======== Extracted data ========

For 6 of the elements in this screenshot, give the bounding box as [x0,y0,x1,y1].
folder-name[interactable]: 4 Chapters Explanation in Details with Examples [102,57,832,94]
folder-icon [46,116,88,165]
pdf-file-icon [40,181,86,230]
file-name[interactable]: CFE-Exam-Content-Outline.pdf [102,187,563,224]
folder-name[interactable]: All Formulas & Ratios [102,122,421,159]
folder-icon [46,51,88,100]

========

Can you copy out the whole listing above, line by line, with no changes?

- _Response to the task_
For 6 of the elements in this screenshot, give the bounding box as [x0,y0,x1,y1].
folder-name[interactable]: 4 Chapters Explanation in Details with Examples [102,57,832,94]
folder-icon [46,116,88,165]
pdf-file-icon [40,181,86,230]
file-name[interactable]: CFE-Exam-Content-Outline.pdf [102,187,563,224]
folder-name[interactable]: All Formulas & Ratios [102,122,421,159]
folder-icon [46,51,88,100]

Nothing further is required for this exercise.